▶ [Stored data]:
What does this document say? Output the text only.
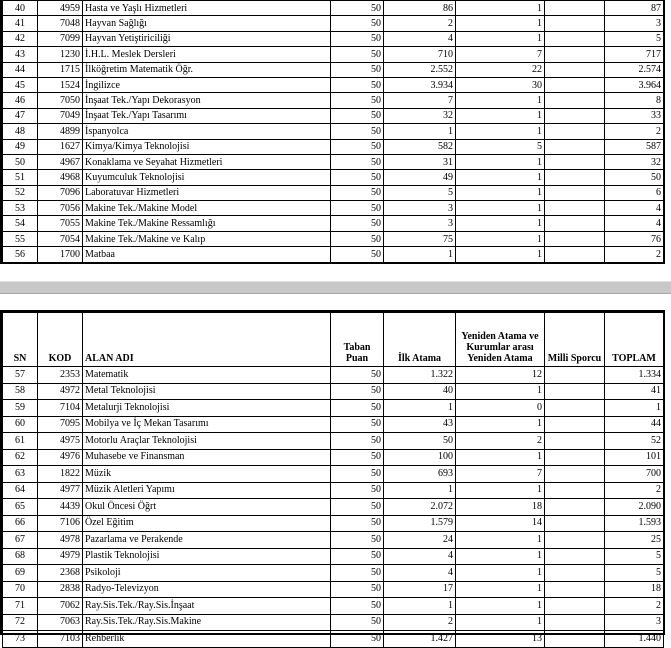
40	4959	Hasta ve Yaşlı Hizmetleri	50	86	1		87
41	7048	Hayvan Sağlığı	50	2	1		3
42	7099	Hayvan Yetiştiriciliği	50	4	1		5
43	1230	İ.H.L. Meslek Dersleri	50	710	7		717
44	1715	İlköğretim Matematik Öğr.	50	2.552	22		2.574
45	1524	İngilizce	50	3.934	30		3.964
46	7050	İnşaat Tek./Yapı Dekorasyon	50	7	1		8
47	7049	İnşaat Tek./Yapı Tasarımı	50	32	1		33
48	4899	İspanyolca	50	1	1		2
49	1627	Kimya/Kimya Teknolojisi	50	582	5		587
50	4967	Konaklama ve Seyahat Hizmetleri	50	31	1		32
51	4968	Kuyumculuk Teknolojisi	50	49	1		50
52	7096	Laboratuvar Hizmetleri	50	5	1		6
53	7056	Makine Tek./Makine Model	50	3	1		4
54	7055	Makine Tek./Makine Ressamlığı	50	3	1		4
55	7054	Makine Tek./Makine ve Kalıp	50	75	1		76
56	1700	Matbaa	50	1	1		2
SN	KOD	ALAN ADI	Taban Puan	İlk Atama	Yeniden Atama ve Kurumlar arası Yeniden Atama	Milli Sporcu	TOPLAM
57	2353	Matematik	50	1.322	12		1.334
58	4972	Metal Teknolojisi	50	40	1		41
59	7104	Metalurji Teknolojisi	50	1	0		1
60	7095	Mobilya ve İç Mekan Tasarımı	50	43	1		44
61	4975	Motorlu Araçlar Teknolojisi	50	50	2		52
62	4976	Muhasebe ve Finansman	50	100	1		101
63	1822	Müzik	50	693	7		700
64	4977	Müzik Aletleri Yapımı	50	1	1		2
65	4439	Okul Öncesi Öğrt	50	2.072	18		2.090
66	7106	Özel Eğitim	50	1.579	14		1.593
67	4978	Pazarlama ve Perakende	50	24	1		25
68	4979	Plastik Teknolojisi	50	4	1		5
69	2368	Psikoloji	50	4	1		5
70	2838	Radyo-Televizyon	50	17	1		18
71	7062	Ray.Sis.Tek./Ray.Sis.İnşaat	50	1	1		2
72	7063	Ray.Sis.Tek./Ray.Sis.Makine	50	2	1		3
73	7103	Rehberlik	50	1.427	13		1.440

▶ [Short task]: Output the records above exactly as they are, leaving out the pictures.

▶ [Response to this exercise]:
What does this document say? Output the text only.
40	4959	Hasta ve Yaşlı Hizmetleri	50	86	1		87
41	7048	Hayvan Sağlığı	50	2	1		3
42	7099	Hayvan Yetiştiriciliği	50	4	1		5
43	1230	İ.H.L. Meslek Dersleri	50	710	7		717
44	1715	İlköğretim Matematik Öğr.	50	2.552	22		2.574
45	1524	İngilizce	50	3.934	30		3.964
46	7050	İnşaat Tek./Yapı Dekorasyon	50	7	1		8
47	7049	İnşaat Tek./Yapı Tasarımı	50	32	1		33
48	4899	İspanyolca	50	1	1		2
49	1627	Kimya/Kimya Teknolojisi	50	582	5		587
50	4967	Konaklama ve Seyahat Hizmetleri	50	31	1		32
51	4968	Kuyumculuk Teknolojisi	50	49	1		50
52	7096	Laboratuvar Hizmetleri	50	5	1		6
53	7056	Makine Tek./Makine Model	50	3	1		4
54	7055	Makine Tek./Makine Ressamlığı	50	3	1		4
55	7054	Makine Tek./Makine ve Kalıp	50	75	1		76
56	1700	Matbaa	50	1	1		2
SN	KOD	ALAN ADI	Taban Puan	İlk Atama	Yeniden Atama ve Kurumlar arası Yeniden Atama	Milli Sporcu	TOPLAM
57	2353	Matematik	50	1.322	12		1.334
58	4972	Metal Teknolojisi	50	40	1		41
59	7104	Metalurji Teknolojisi	50	1	0		1
60	7095	Mobilya ve İç Mekan Tasarımı	50	43	1		44
61	4975	Motorlu Araçlar Teknolojisi	50	50	2		52
62	4976	Muhasebe ve Finansman	50	100	1		101
63	1822	Müzik	50	693	7		700
64	4977	Müzik Aletleri Yapımı	50	1	1		2
65	4439	Okul Öncesi Öğrt	50	2.072	18		2.090
66	7106	Özel Eğitim	50	1.579	14		1.593
67	4978	Pazarlama ve Perakende	50	24	1		25
68	4979	Plastik Teknolojisi	50	4	1		5
69	2368	Psikoloji	50	4	1		5
70	2838	Radyo-Televizyon	50	17	1		18
71	7062	Ray.Sis.Tek./Ray.Sis.İnşaat	50	1	1		2
72	7063	Ray.Sis.Tek./Ray.Sis.Makine	50	2	1		3
73	7103	Rehberlik	50	1.427	13		1.440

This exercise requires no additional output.